● GIVEN INSTRUCTION
Search the listing below for the string "title" and show each line that contains it.

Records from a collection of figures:
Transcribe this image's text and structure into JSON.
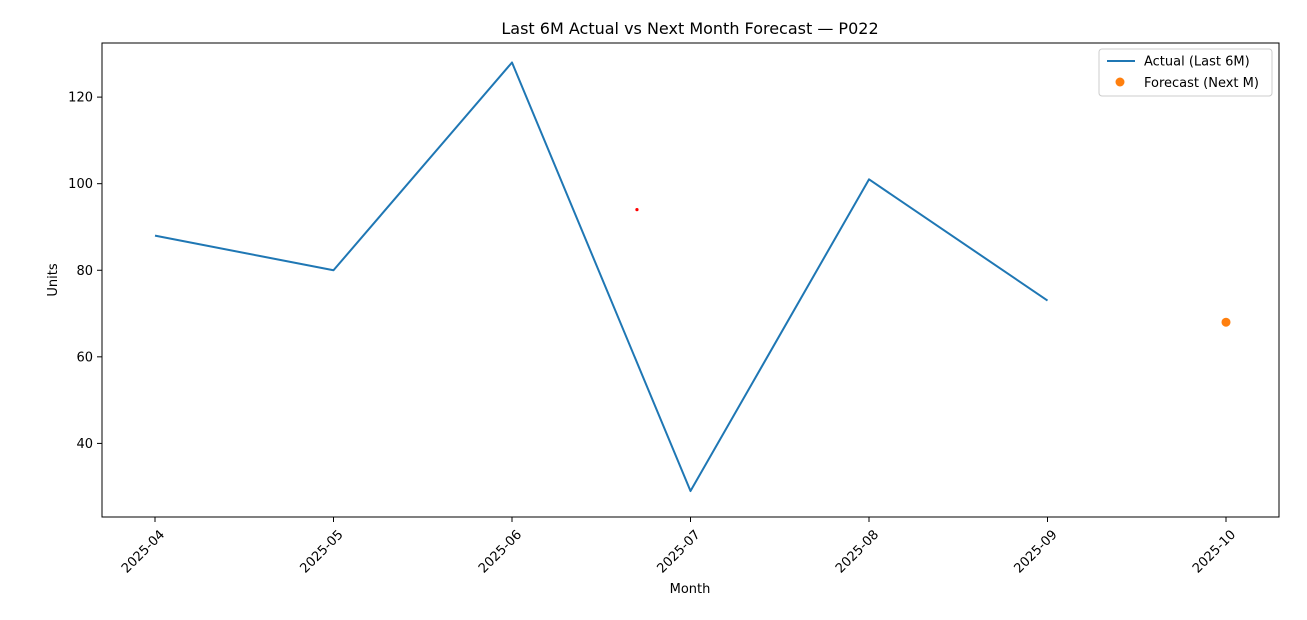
{
  "chart_data": {
    "type": "line",
    "title": "Last 6M Actual vs Next Month Forecast — P022",
    "xlabel": "Month",
    "ylabel": "Units",
    "x_ticks": [
      "2025-04",
      "2025-05",
      "2025-06",
      "2025-07",
      "2025-08",
      "2025-09",
      "2025-10"
    ],
    "y_ticks": [
      40,
      60,
      80,
      100,
      120
    ],
    "ylim": [
      23.0,
      132.5
    ],
    "grid": false,
    "legend_position": "top-right",
    "series": [
      {
        "name": "Actual (Last 6M)",
        "kind": "line",
        "color": "#1f77b4",
        "x": [
          "2025-04",
          "2025-05",
          "2025-06",
          "2025-07",
          "2025-08",
          "2025-09"
        ],
        "y": [
          88,
          80,
          128,
          29,
          101,
          73
        ]
      },
      {
        "name": "Forecast (Next M)",
        "kind": "scatter",
        "color": "#ff7f0e",
        "x": [
          "2025-10"
        ],
        "y": [
          68
        ]
      }
    ],
    "annotations": [
      {
        "x": "2025-06-22",
        "y": 94,
        "color": "#ff0000"
      }
    ]
  }
}
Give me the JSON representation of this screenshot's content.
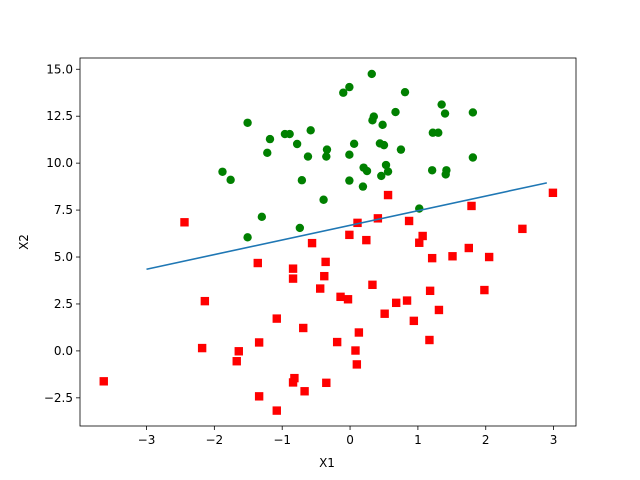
{
  "chart_data": {
    "type": "scatter",
    "title": "",
    "xlabel": "X1",
    "ylabel": "X2",
    "xlim": [
      -3.98,
      3.33
    ],
    "ylim": [
      -4.0,
      15.6
    ],
    "xticks": [
      -3,
      -2,
      -1,
      0,
      1,
      2,
      3
    ],
    "yticks": [
      -2.5,
      0.0,
      2.5,
      5.0,
      7.5,
      10.0,
      12.5,
      15.0
    ],
    "xtick_labels": [
      "−3",
      "−2",
      "−1",
      "0",
      "1",
      "2",
      "3"
    ],
    "ytick_labels": [
      "−2.5",
      "0.0",
      "2.5",
      "5.0",
      "7.5",
      "10.0",
      "12.5",
      "15.0"
    ],
    "grid": false,
    "series": [
      {
        "kind": "scatter",
        "marker": "circle",
        "color": "#008000",
        "points": [
          [
            -1.51,
            12.15
          ],
          [
            -0.96,
            11.55
          ],
          [
            -0.89,
            11.55
          ],
          [
            -0.58,
            11.75
          ],
          [
            -1.18,
            11.28
          ],
          [
            -0.78,
            11.02
          ],
          [
            -1.22,
            10.55
          ],
          [
            -0.34,
            10.72
          ],
          [
            -0.35,
            10.35
          ],
          [
            -0.62,
            10.35
          ],
          [
            -1.88,
            9.54
          ],
          [
            -1.76,
            9.11
          ],
          [
            -0.71,
            9.09
          ],
          [
            -0.39,
            8.05
          ],
          [
            -1.3,
            7.14
          ],
          [
            -0.74,
            6.55
          ],
          [
            -1.51,
            6.05
          ],
          [
            -0.1,
            13.75
          ],
          [
            -0.01,
            14.05
          ],
          [
            0.32,
            14.75
          ],
          [
            0.81,
            13.78
          ],
          [
            0.33,
            12.28
          ],
          [
            0.35,
            12.48
          ],
          [
            0.67,
            12.72
          ],
          [
            0.48,
            12.04
          ],
          [
            0.44,
            11.05
          ],
          [
            0.5,
            10.96
          ],
          [
            0.06,
            11.03
          ],
          [
            0.75,
            10.72
          ],
          [
            -0.01,
            10.45
          ],
          [
            0.53,
            9.9
          ],
          [
            0.25,
            9.58
          ],
          [
            0.2,
            9.76
          ],
          [
            0.56,
            9.55
          ],
          [
            0.46,
            9.32
          ],
          [
            0.19,
            8.75
          ],
          [
            -0.01,
            9.07
          ],
          [
            1.02,
            7.58
          ],
          [
            1.35,
            13.12
          ],
          [
            1.4,
            12.64
          ],
          [
            1.81,
            12.7
          ],
          [
            1.22,
            11.62
          ],
          [
            1.3,
            11.62
          ],
          [
            1.21,
            9.62
          ],
          [
            1.41,
            9.4
          ],
          [
            1.42,
            9.62
          ],
          [
            1.81,
            10.3
          ]
        ]
      },
      {
        "kind": "scatter",
        "marker": "square",
        "color": "#ff0000",
        "points": [
          [
            -3.63,
            -1.62
          ],
          [
            -2.44,
            6.85
          ],
          [
            -2.14,
            2.65
          ],
          [
            -2.18,
            0.15
          ],
          [
            -1.64,
            -0.02
          ],
          [
            -1.67,
            -0.55
          ],
          [
            -1.36,
            4.68
          ],
          [
            -1.34,
            0.45
          ],
          [
            -1.34,
            -2.42
          ],
          [
            -1.08,
            1.72
          ],
          [
            -1.08,
            -3.18
          ],
          [
            -0.84,
            4.38
          ],
          [
            -0.84,
            3.85
          ],
          [
            -0.82,
            -1.45
          ],
          [
            -0.84,
            -1.68
          ],
          [
            -0.69,
            1.22
          ],
          [
            -0.67,
            -2.15
          ],
          [
            -0.56,
            5.74
          ],
          [
            -0.44,
            3.32
          ],
          [
            -0.38,
            3.98
          ],
          [
            -0.36,
            4.74
          ],
          [
            -0.35,
            -1.7
          ],
          [
            -0.19,
            0.47
          ],
          [
            -0.14,
            2.88
          ],
          [
            -0.03,
            2.75
          ],
          [
            -0.01,
            6.18
          ],
          [
            0.08,
            0.02
          ],
          [
            0.1,
            -0.72
          ],
          [
            0.11,
            6.82
          ],
          [
            0.13,
            0.98
          ],
          [
            0.24,
            5.9
          ],
          [
            0.33,
            3.52
          ],
          [
            0.41,
            7.06
          ],
          [
            0.51,
            1.98
          ],
          [
            0.56,
            8.3
          ],
          [
            0.68,
            2.56
          ],
          [
            0.84,
            2.68
          ],
          [
            0.87,
            6.92
          ],
          [
            0.94,
            1.6
          ],
          [
            1.02,
            5.76
          ],
          [
            1.07,
            6.12
          ],
          [
            1.17,
            0.58
          ],
          [
            1.18,
            3.2
          ],
          [
            1.21,
            4.94
          ],
          [
            1.31,
            2.18
          ],
          [
            1.51,
            5.04
          ],
          [
            1.75,
            5.48
          ],
          [
            1.79,
            7.72
          ],
          [
            1.98,
            3.24
          ],
          [
            2.05,
            5.0
          ],
          [
            2.54,
            6.5
          ],
          [
            2.99,
            8.42
          ]
        ]
      },
      {
        "kind": "line",
        "color": "#1f77b4",
        "x": [
          -3.0,
          2.9
        ],
        "y": [
          4.35,
          8.95
        ]
      }
    ]
  }
}
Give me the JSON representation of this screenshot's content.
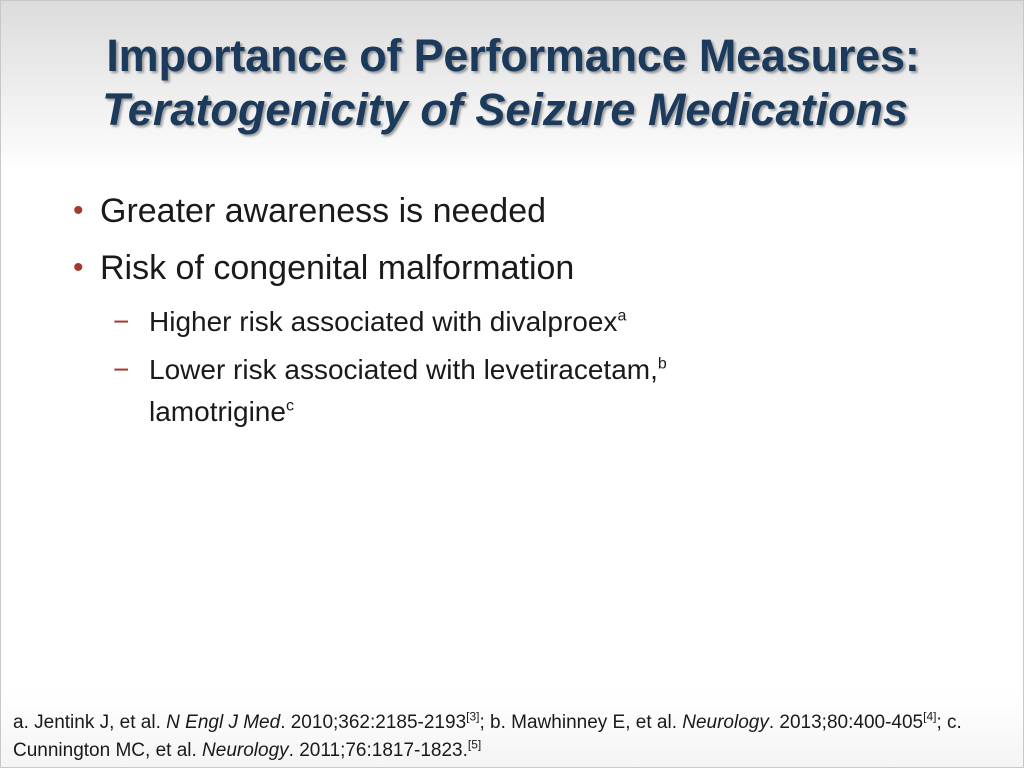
{
  "title": {
    "line1": "Importance of Performance Measures:",
    "line2": "Teratogenicity of Seizure Medications"
  },
  "bullets": [
    {
      "text": "Greater awareness is needed"
    },
    {
      "text": "Risk of congenital malformation"
    }
  ],
  "sub_bullets": [
    {
      "text": "Higher risk associated with divalproex",
      "sup": "a"
    },
    {
      "text": "Lower risk associated with levetiracetam,",
      "sup": "b",
      "text2": "lamotrigine",
      "sup2": "c"
    }
  ],
  "markers": {
    "bullet": "•",
    "dash": "−"
  },
  "footnote": {
    "a_prefix": "a. Jentink J, et al. ",
    "a_journal": "N Engl J Med",
    "a_cite": ". 2010;362:2185-2193",
    "a_ref": "[3]",
    "b_prefix": "; b. Mawhinney E, et al. ",
    "b_journal": "Neurology",
    "b_cite": ". 2013;80:400-405",
    "b_ref": "[4]",
    "c_prefix": "; c. Cunnington MC, et al. ",
    "c_journal": "Neurology",
    "c_cite": ". 2011;76:1817-1823.",
    "c_ref": "[5]"
  },
  "colors": {
    "title": "#1b3a5c",
    "accent": "#a63a2a",
    "body_text": "#1a1a1a"
  }
}
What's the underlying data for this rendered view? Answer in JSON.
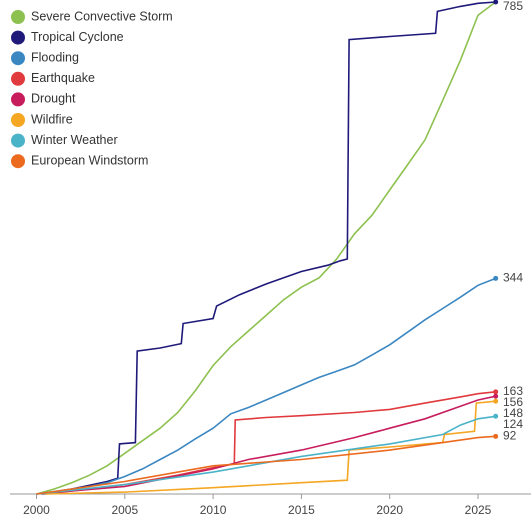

● SOLVED EXERCISE
    "title": "Last 6M Actual vs Next Month Forecast — P022",
    "title": "",
  "title": {
    "title": "#1b3a5c",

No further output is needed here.